• [Task description] Pictures stay out; everything else in the records below is copied exactly.

Data records
★ ★ ★ ★

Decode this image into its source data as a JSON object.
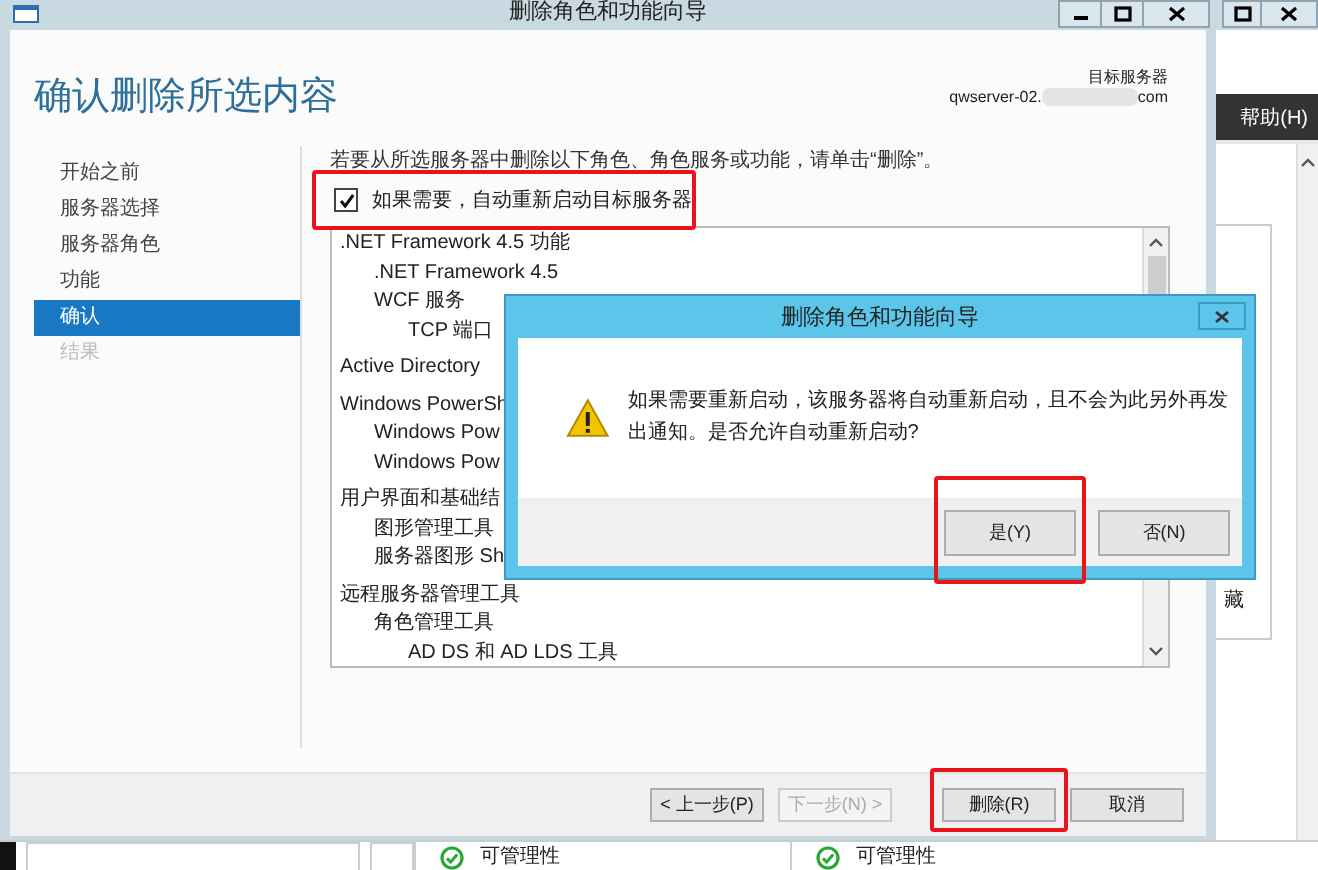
{
  "wizard": {
    "title": "删除角色和功能向导",
    "heading": "确认删除所选内容",
    "target_label": "目标服务器",
    "target_server_start": "qwserver-02.",
    "target_server_end": "com",
    "nav": [
      {
        "label": "开始之前",
        "selected": false,
        "disabled": false
      },
      {
        "label": "服务器选择",
        "selected": false,
        "disabled": false
      },
      {
        "label": "服务器角色",
        "selected": false,
        "disabled": false
      },
      {
        "label": "功能",
        "selected": false,
        "disabled": false
      },
      {
        "label": "确认",
        "selected": true,
        "disabled": false
      },
      {
        "label": "结果",
        "selected": false,
        "disabled": true
      }
    ],
    "instruction": "若要从所选服务器中删除以下角色、角色服务或功能，请单击“删除”。",
    "restart_option": {
      "label": "如果需要，自动重新启动目标服务器",
      "checked": true,
      "highlighted": true
    },
    "features": [
      {
        "label": ".NET Framework 4.5 功能",
        "children": [
          {
            "label": ".NET Framework 4.5"
          },
          {
            "label": "WCF 服务",
            "children": [
              {
                "label": "TCP 端口"
              }
            ]
          }
        ]
      },
      {
        "label": "Active Directory"
      },
      {
        "label": "Windows PowerSh",
        "children": [
          {
            "label": "Windows Pow"
          },
          {
            "label": "Windows Pow"
          }
        ]
      },
      {
        "label": "用户界面和基础结",
        "children": [
          {
            "label": "图形管理工具"
          },
          {
            "label": "服务器图形 Sh"
          }
        ]
      },
      {
        "label": "远程服务器管理工具",
        "children": [
          {
            "label": "角色管理工具",
            "children": [
              {
                "label": "AD DS 和 AD LDS 工具"
              }
            ]
          }
        ]
      }
    ],
    "buttons": [
      {
        "label": "< 上一步(P)",
        "disabled": false,
        "highlighted": false
      },
      {
        "label": "下一步(N) >",
        "disabled": true,
        "highlighted": false
      },
      {
        "label": "删除(R)",
        "disabled": false,
        "highlighted": true
      },
      {
        "label": "取消",
        "disabled": false,
        "highlighted": false
      }
    ]
  },
  "dialog": {
    "title": "删除角色和功能向导",
    "message": "如果需要重新启动，该服务器将自动重新启动，且不会为此另外再发出通知。是否允许自动重新启动?",
    "buttons": [
      {
        "label": "是(Y)",
        "highlighted": true
      },
      {
        "label": "否(N)",
        "highlighted": false
      }
    ]
  },
  "server_manager": {
    "menu_item": "帮助(H)",
    "panel_text": "藏",
    "tiles": [
      {
        "label": "可管理性"
      },
      {
        "label": "可管理性"
      }
    ]
  }
}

★ ★ ★ ★

• [Complete response]
Decode this image into its source data as a JSON object.
{
  "wizard": {
    "title": "删除角色和功能向导",
    "heading": "确认删除所选内容",
    "target_label": "目标服务器",
    "target_server_start": "qwserver-02.",
    "target_server_end": "com",
    "nav": [
      {
        "label": "开始之前",
        "selected": false,
        "disabled": false
      },
      {
        "label": "服务器选择",
        "selected": false,
        "disabled": false
      },
      {
        "label": "服务器角色",
        "selected": false,
        "disabled": false
      },
      {
        "label": "功能",
        "selected": false,
        "disabled": false
      },
      {
        "label": "确认",
        "selected": true,
        "disabled": false
      },
      {
        "label": "结果",
        "selected": false,
        "disabled": true
      }
    ],
    "instruction": "若要从所选服务器中删除以下角色、角色服务或功能，请单击“删除”。",
    "restart_option": {
      "label": "如果需要，自动重新启动目标服务器",
      "checked": true,
      "highlighted": true
    },
    "features": [
      {
        "label": ".NET Framework 4.5 功能",
        "children": [
          {
            "label": ".NET Framework 4.5"
          },
          {
            "label": "WCF 服务",
            "children": [
              {
                "label": "TCP 端口"
              }
            ]
          }
        ]
      },
      {
        "label": "Active Directory"
      },
      {
        "label": "Windows PowerSh",
        "children": [
          {
            "label": "Windows Pow"
          },
          {
            "label": "Windows Pow"
          }
        ]
      },
      {
        "label": "用户界面和基础结",
        "children": [
          {
            "label": "图形管理工具"
          },
          {
            "label": "服务器图形 Sh"
          }
        ]
      },
      {
        "label": "远程服务器管理工具",
        "children": [
          {
            "label": "角色管理工具",
            "children": [
              {
                "label": "AD DS 和 AD LDS 工具"
              }
            ]
          }
        ]
      }
    ],
    "buttons": [
      {
        "label": "< 上一步(P)",
        "disabled": false,
        "highlighted": false
      },
      {
        "label": "下一步(N) >",
        "disabled": true,
        "highlighted": false
      },
      {
        "label": "删除(R)",
        "disabled": false,
        "highlighted": true
      },
      {
        "label": "取消",
        "disabled": false,
        "highlighted": false
      }
    ]
  },
  "dialog": {
    "title": "删除角色和功能向导",
    "message": "如果需要重新启动，该服务器将自动重新启动，且不会为此另外再发出通知。是否允许自动重新启动?",
    "buttons": [
      {
        "label": "是(Y)",
        "highlighted": true
      },
      {
        "label": "否(N)",
        "highlighted": false
      }
    ]
  },
  "server_manager": {
    "menu_item": "帮助(H)",
    "panel_text": "藏",
    "tiles": [
      {
        "label": "可管理性"
      },
      {
        "label": "可管理性"
      }
    ]
  }
}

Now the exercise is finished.